'''

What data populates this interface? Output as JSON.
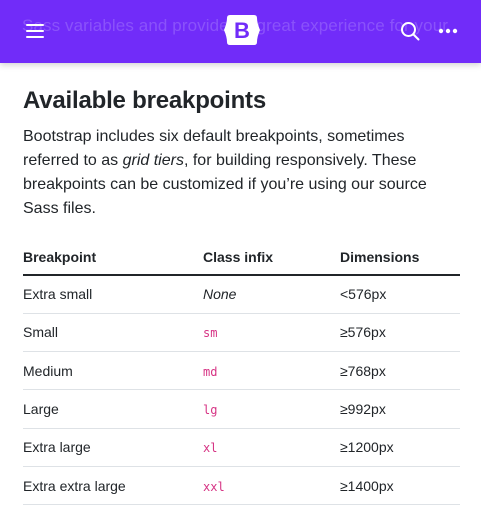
{
  "navbar": {
    "background_color": "#712cf9",
    "ghost_text": "Sass variables and provides a great experience for your",
    "menu_icon": "hamburger-menu-icon",
    "brand_letter": "B",
    "search_icon": "search-icon",
    "more_icon": "more-dots-icon"
  },
  "section": {
    "title": "Available breakpoints",
    "intro_part1": "Bootstrap includes six default breakpoints, sometimes referred to as ",
    "intro_em": "grid tiers",
    "intro_part2": ", for building responsively. These breakpoints can be customized if you’re using our source Sass files."
  },
  "table": {
    "headers": [
      "Breakpoint",
      "Class infix",
      "Dimensions"
    ],
    "rows": [
      {
        "breakpoint": "Extra small",
        "infix": "None",
        "dimensions": "<576px"
      },
      {
        "breakpoint": "Small",
        "infix": "sm",
        "dimensions": "≥576px"
      },
      {
        "breakpoint": "Medium",
        "infix": "md",
        "dimensions": "≥768px"
      },
      {
        "breakpoint": "Large",
        "infix": "lg",
        "dimensions": "≥992px"
      },
      {
        "breakpoint": "Extra large",
        "infix": "xl",
        "dimensions": "≥1200px"
      },
      {
        "breakpoint": "Extra extra large",
        "infix": "xxl",
        "dimensions": "≥1400px"
      }
    ]
  },
  "colors": {
    "accent": "#712cf9",
    "code": "#d63384",
    "text": "#212529"
  }
}
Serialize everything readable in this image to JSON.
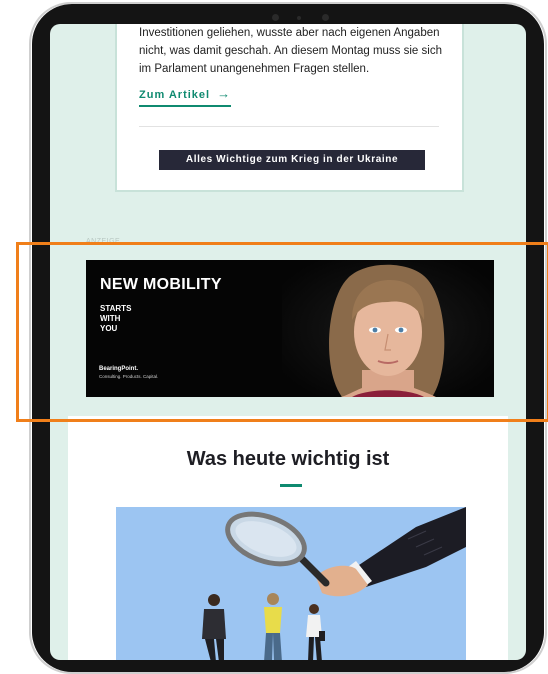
{
  "article": {
    "text_lines": [
      "Investitionen geliehen, wusste aber nach eigenen Angaben",
      "nicht, was damit geschah. An diesem Montag muss sie sich",
      "im Parlament unangenehmen Fragen stellen."
    ],
    "link_label": "Zum Artikel",
    "link_arrow": "→",
    "button_label": "Alles Wichtige zum Krieg in der Ukraine"
  },
  "ad": {
    "label": "ANZEIGE",
    "headline": "NEW MOBILITY",
    "sub_lines": [
      "STARTS",
      "WITH",
      "YOU"
    ],
    "brand": "BearingPoint.",
    "tagline": "Consulting. Products. Capital."
  },
  "section": {
    "title": "Was heute wichtig ist"
  },
  "colors": {
    "accent": "#0f8a70",
    "screen_background": "#dff0ea",
    "button_background": "#272838",
    "highlight_border": "#f07f1a"
  },
  "icons": [
    "right-arrow-icon",
    "magnifying-glass-icon"
  ]
}
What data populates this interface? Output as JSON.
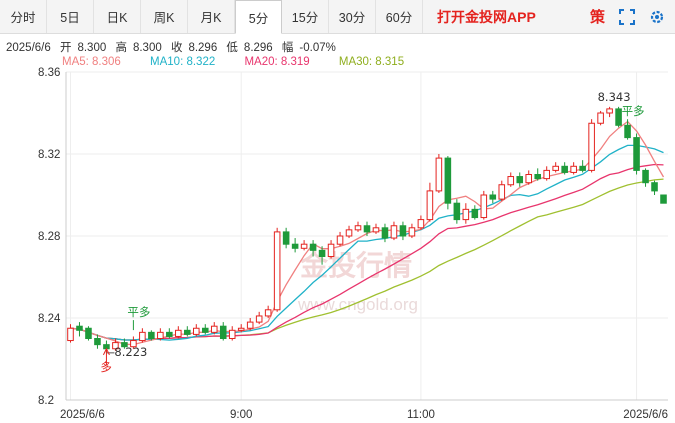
{
  "tabs": [
    {
      "label": "分时"
    },
    {
      "label": "5日"
    },
    {
      "label": "日K"
    },
    {
      "label": "周K"
    },
    {
      "label": "月K"
    },
    {
      "label": "5分",
      "active": true
    },
    {
      "label": "15分"
    },
    {
      "label": "30分"
    },
    {
      "label": "60分"
    }
  ],
  "promo": "打开金投网APP",
  "toolbar": {
    "strategy_label": "策",
    "icons": [
      "fullscreen-icon",
      "settings-icon"
    ]
  },
  "info": {
    "date": "2025/6/6",
    "open_label": "开",
    "open": "8.300",
    "high_label": "高",
    "high": "8.300",
    "close_label": "收",
    "close": "8.296",
    "low_label": "低",
    "low": "8.296",
    "change_label": "幅",
    "change": "-0.07%"
  },
  "ma": {
    "ma5": "MA5: 8.306",
    "ma10": "MA10: 8.322",
    "ma20": "MA20: 8.319",
    "ma30": "MA30: 8.315",
    "colors": {
      "ma5": "#f08080",
      "ma10": "#20b2c8",
      "ma20": "#e8356d",
      "ma30": "#a0c030"
    }
  },
  "watermark": {
    "text": "金投行情",
    "url": "www.cngold.org"
  },
  "chart_data": {
    "type": "candlestick",
    "ylim": [
      8.2,
      8.36
    ],
    "yticks": [
      "8.36",
      "8.32",
      "8.28",
      "8.24",
      "8.2"
    ],
    "xticks": [
      {
        "label": "2025/6/6",
        "index": 0
      },
      {
        "label": "9:00",
        "index": 19
      },
      {
        "label": "11:00",
        "index": 39
      },
      {
        "label": "2025/6/6",
        "index": 63
      }
    ],
    "up_color": "#e4231f",
    "down_color": "#1e9a3a",
    "candles": [
      [
        8.229,
        8.235,
        8.237,
        8.228
      ],
      [
        8.236,
        8.234,
        8.238,
        8.231
      ],
      [
        8.235,
        8.23,
        8.236,
        8.229
      ],
      [
        8.23,
        8.227,
        8.232,
        8.225
      ],
      [
        8.227,
        8.225,
        8.229,
        8.223
      ],
      [
        8.225,
        8.228,
        8.23,
        8.224
      ],
      [
        8.228,
        8.226,
        8.23,
        8.225
      ],
      [
        8.226,
        8.229,
        8.231,
        8.225
      ],
      [
        8.229,
        8.233,
        8.235,
        8.228
      ],
      [
        8.233,
        8.23,
        8.234,
        8.229
      ],
      [
        8.23,
        8.233,
        8.235,
        8.229
      ],
      [
        8.233,
        8.231,
        8.235,
        8.23
      ],
      [
        8.231,
        8.234,
        8.236,
        8.23
      ],
      [
        8.234,
        8.232,
        8.236,
        8.231
      ],
      [
        8.232,
        8.235,
        8.237,
        8.231
      ],
      [
        8.235,
        8.233,
        8.237,
        8.232
      ],
      [
        8.233,
        8.236,
        8.238,
        8.232
      ],
      [
        8.236,
        8.23,
        8.238,
        8.229
      ],
      [
        8.23,
        8.234,
        8.236,
        8.229
      ],
      [
        8.234,
        8.235,
        8.237,
        8.233
      ],
      [
        8.235,
        8.238,
        8.24,
        8.234
      ],
      [
        8.238,
        8.241,
        8.243,
        8.237
      ],
      [
        8.241,
        8.244,
        8.246,
        8.24
      ],
      [
        8.244,
        8.282,
        8.284,
        8.243
      ],
      [
        8.282,
        8.276,
        8.284,
        8.274
      ],
      [
        8.276,
        8.274,
        8.279,
        8.272
      ],
      [
        8.274,
        8.276,
        8.278,
        8.273
      ],
      [
        8.276,
        8.273,
        8.278,
        8.27
      ],
      [
        8.273,
        8.27,
        8.275,
        8.266
      ],
      [
        8.27,
        8.276,
        8.278,
        8.269
      ],
      [
        8.276,
        8.28,
        8.282,
        8.275
      ],
      [
        8.28,
        8.283,
        8.285,
        8.279
      ],
      [
        8.283,
        8.285,
        8.287,
        8.282
      ],
      [
        8.285,
        8.282,
        8.287,
        8.28
      ],
      [
        8.282,
        8.284,
        8.286,
        8.281
      ],
      [
        8.284,
        8.279,
        8.286,
        8.277
      ],
      [
        8.279,
        8.285,
        8.287,
        8.278
      ],
      [
        8.285,
        8.28,
        8.287,
        8.278
      ],
      [
        8.28,
        8.284,
        8.286,
        8.279
      ],
      [
        8.284,
        8.288,
        8.29,
        8.283
      ],
      [
        8.288,
        8.302,
        8.306,
        8.287
      ],
      [
        8.302,
        8.318,
        8.32,
        8.301
      ],
      [
        8.318,
        8.296,
        8.319,
        8.293
      ],
      [
        8.296,
        8.288,
        8.298,
        8.286
      ],
      [
        8.288,
        8.293,
        8.296,
        8.286
      ],
      [
        8.293,
        8.289,
        8.295,
        8.288
      ],
      [
        8.289,
        8.3,
        8.302,
        8.288
      ],
      [
        8.3,
        8.298,
        8.302,
        8.296
      ],
      [
        8.298,
        8.305,
        8.307,
        8.297
      ],
      [
        8.305,
        8.309,
        8.311,
        8.304
      ],
      [
        8.309,
        8.306,
        8.311,
        8.304
      ],
      [
        8.306,
        8.31,
        8.312,
        8.305
      ],
      [
        8.31,
        8.308,
        8.313,
        8.307
      ],
      [
        8.308,
        8.312,
        8.314,
        8.307
      ],
      [
        8.312,
        8.314,
        8.316,
        8.311
      ],
      [
        8.314,
        8.311,
        8.316,
        8.31
      ],
      [
        8.311,
        8.314,
        8.316,
        8.31
      ],
      [
        8.314,
        8.312,
        8.317,
        8.311
      ],
      [
        8.312,
        8.335,
        8.337,
        8.311
      ],
      [
        8.335,
        8.34,
        8.341,
        8.334
      ],
      [
        8.34,
        8.342,
        8.343,
        8.338
      ],
      [
        8.342,
        8.334,
        8.343,
        8.333
      ],
      [
        8.334,
        8.328,
        8.336,
        8.327
      ],
      [
        8.328,
        8.312,
        8.33,
        8.31
      ],
      [
        8.312,
        8.306,
        8.313,
        8.304
      ],
      [
        8.306,
        8.302,
        8.307,
        8.3
      ],
      [
        8.3,
        8.296,
        8.3,
        8.296
      ]
    ],
    "annotations": [
      {
        "text": "8.343",
        "index": 60,
        "value": 8.343
      },
      {
        "text": "8.223",
        "index": 4,
        "value": 8.223
      },
      {
        "text": "平多",
        "index": 7,
        "value": 8.238
      },
      {
        "text": "多",
        "index": 4,
        "value": 8.216
      },
      {
        "text": "平多",
        "index": 62,
        "value": 8.336
      }
    ]
  }
}
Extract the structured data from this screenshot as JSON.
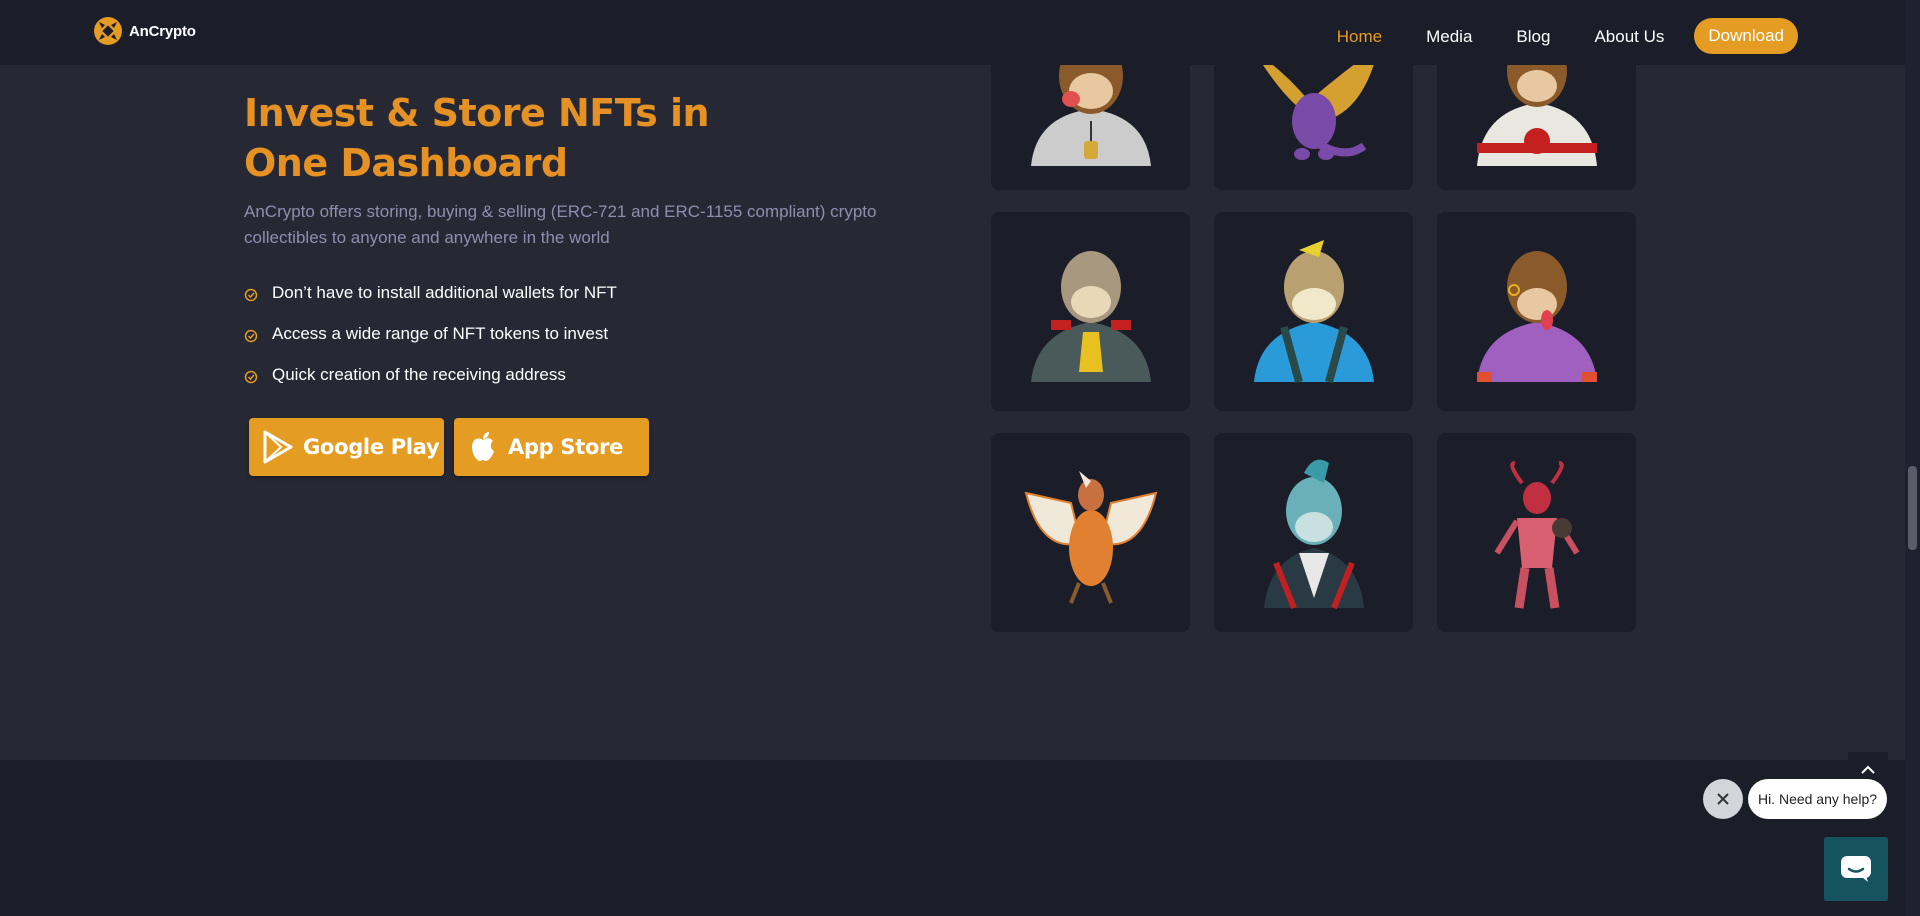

'''

Where a line holds "infix", copy it out.

## [SOLUTION TO THIS PROBLEM]
      "Class infix",
        "infix": "None",
        "infix": "sm",
        "infix": "md",
        "infix": "lg",
        "infix": "xl",
        "infix": "xxl",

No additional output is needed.